**Task brief:** Select lines where the word "inalt" appears.

**Data records:**
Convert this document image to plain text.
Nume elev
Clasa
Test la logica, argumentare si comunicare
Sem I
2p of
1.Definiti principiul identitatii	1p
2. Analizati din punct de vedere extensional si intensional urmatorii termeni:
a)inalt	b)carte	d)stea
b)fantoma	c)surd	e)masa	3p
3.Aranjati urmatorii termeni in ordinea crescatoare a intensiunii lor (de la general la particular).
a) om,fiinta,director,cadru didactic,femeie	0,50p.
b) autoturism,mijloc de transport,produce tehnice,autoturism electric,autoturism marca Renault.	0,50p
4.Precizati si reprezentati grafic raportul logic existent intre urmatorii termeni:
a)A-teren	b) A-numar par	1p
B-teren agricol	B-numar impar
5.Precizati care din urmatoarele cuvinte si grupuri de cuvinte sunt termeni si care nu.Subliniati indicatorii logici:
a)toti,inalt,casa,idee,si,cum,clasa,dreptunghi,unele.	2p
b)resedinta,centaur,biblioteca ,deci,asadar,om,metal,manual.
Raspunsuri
* * *
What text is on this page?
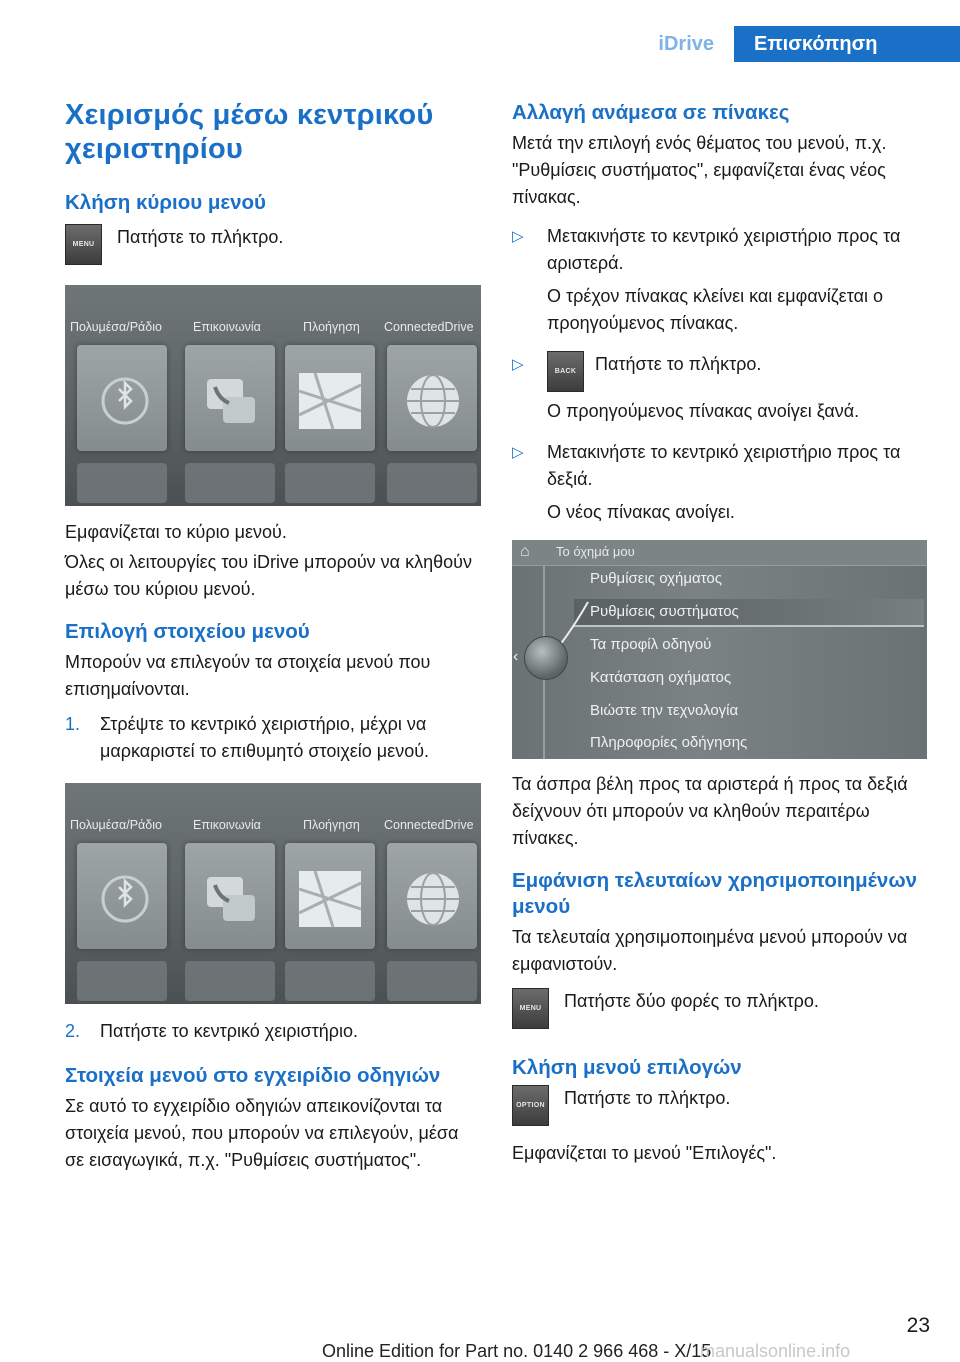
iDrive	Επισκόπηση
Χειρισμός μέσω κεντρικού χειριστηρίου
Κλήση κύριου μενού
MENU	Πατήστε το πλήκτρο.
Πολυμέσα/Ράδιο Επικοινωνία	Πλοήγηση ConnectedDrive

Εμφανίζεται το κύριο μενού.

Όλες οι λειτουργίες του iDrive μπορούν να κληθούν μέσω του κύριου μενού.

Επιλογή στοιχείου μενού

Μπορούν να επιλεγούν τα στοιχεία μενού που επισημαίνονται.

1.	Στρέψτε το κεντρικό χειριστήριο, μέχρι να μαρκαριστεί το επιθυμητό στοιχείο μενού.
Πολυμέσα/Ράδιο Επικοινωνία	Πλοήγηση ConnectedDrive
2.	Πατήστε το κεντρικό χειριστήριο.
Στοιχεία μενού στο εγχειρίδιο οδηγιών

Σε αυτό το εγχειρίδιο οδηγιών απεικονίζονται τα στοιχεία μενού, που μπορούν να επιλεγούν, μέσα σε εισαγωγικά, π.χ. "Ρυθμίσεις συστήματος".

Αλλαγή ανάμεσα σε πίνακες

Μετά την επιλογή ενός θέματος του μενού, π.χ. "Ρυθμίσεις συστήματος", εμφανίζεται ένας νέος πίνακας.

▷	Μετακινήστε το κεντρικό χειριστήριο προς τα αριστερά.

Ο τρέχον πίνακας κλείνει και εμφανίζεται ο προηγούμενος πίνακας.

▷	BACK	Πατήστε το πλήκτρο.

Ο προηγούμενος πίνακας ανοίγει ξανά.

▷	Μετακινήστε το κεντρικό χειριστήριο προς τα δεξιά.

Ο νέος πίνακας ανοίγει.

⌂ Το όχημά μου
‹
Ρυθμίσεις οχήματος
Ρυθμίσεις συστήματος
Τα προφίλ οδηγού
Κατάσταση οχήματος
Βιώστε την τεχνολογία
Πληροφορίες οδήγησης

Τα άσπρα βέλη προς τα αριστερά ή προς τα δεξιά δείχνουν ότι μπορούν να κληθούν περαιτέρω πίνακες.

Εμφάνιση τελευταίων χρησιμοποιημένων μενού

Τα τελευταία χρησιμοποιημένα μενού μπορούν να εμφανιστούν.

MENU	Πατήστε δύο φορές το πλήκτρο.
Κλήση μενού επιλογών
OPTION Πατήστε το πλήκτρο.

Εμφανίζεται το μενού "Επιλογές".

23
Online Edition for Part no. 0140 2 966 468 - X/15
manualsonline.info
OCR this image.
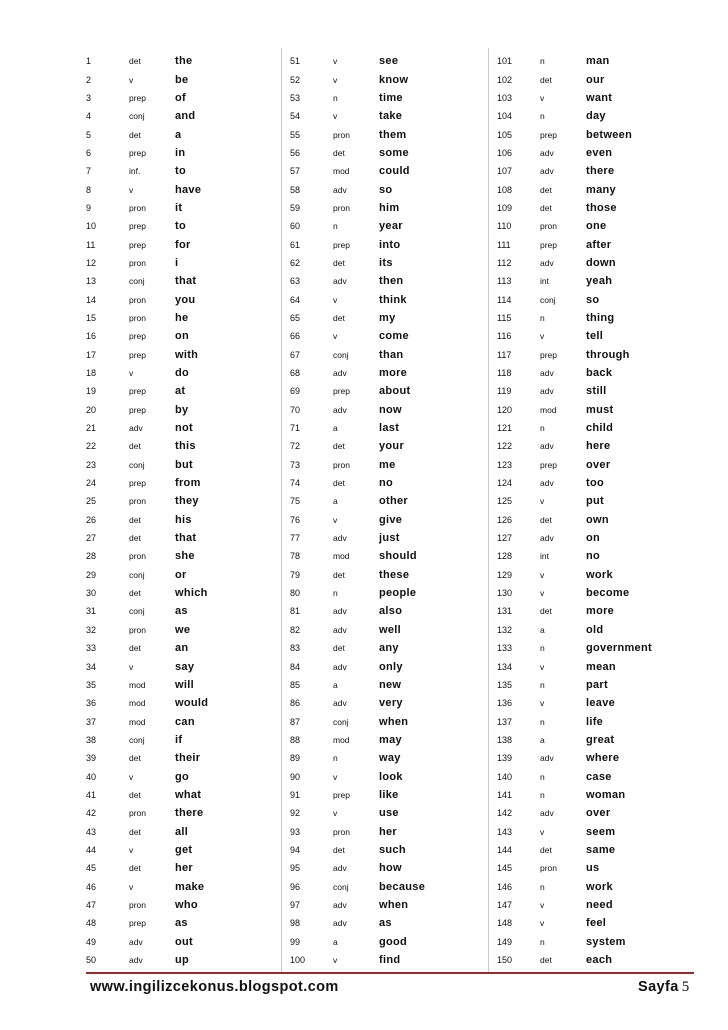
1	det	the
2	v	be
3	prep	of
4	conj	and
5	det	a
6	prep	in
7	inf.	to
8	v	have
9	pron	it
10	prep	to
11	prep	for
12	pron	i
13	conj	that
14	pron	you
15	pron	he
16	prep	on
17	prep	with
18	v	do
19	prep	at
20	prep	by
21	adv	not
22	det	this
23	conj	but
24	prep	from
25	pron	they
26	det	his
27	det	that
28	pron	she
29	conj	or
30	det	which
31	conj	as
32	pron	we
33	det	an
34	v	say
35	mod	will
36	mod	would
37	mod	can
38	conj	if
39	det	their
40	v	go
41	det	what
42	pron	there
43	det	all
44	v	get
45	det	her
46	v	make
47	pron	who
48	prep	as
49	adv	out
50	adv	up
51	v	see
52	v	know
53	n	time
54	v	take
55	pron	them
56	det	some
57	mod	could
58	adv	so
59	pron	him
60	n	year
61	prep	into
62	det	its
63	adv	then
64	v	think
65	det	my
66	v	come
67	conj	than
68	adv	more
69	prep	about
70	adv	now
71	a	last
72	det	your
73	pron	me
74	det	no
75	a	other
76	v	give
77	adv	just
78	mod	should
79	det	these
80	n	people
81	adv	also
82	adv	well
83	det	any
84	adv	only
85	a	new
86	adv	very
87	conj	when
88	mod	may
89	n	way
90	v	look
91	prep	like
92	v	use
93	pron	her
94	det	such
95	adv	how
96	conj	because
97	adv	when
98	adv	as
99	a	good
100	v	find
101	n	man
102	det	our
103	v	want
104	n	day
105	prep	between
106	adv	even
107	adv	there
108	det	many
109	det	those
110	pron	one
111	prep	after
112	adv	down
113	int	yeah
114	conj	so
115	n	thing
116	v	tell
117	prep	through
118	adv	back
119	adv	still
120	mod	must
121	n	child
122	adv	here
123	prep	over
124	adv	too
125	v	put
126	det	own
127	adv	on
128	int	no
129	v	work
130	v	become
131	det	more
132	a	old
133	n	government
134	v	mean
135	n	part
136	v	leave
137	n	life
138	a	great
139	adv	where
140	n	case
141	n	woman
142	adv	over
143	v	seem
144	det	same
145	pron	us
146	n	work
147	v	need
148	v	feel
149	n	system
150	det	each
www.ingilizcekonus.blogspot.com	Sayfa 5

**Expected answer:**
a)inalt	b)carte	d)stea
a)toti,inalt,casa,idee,si,cum,clasa,dreptunghi,unele.	2p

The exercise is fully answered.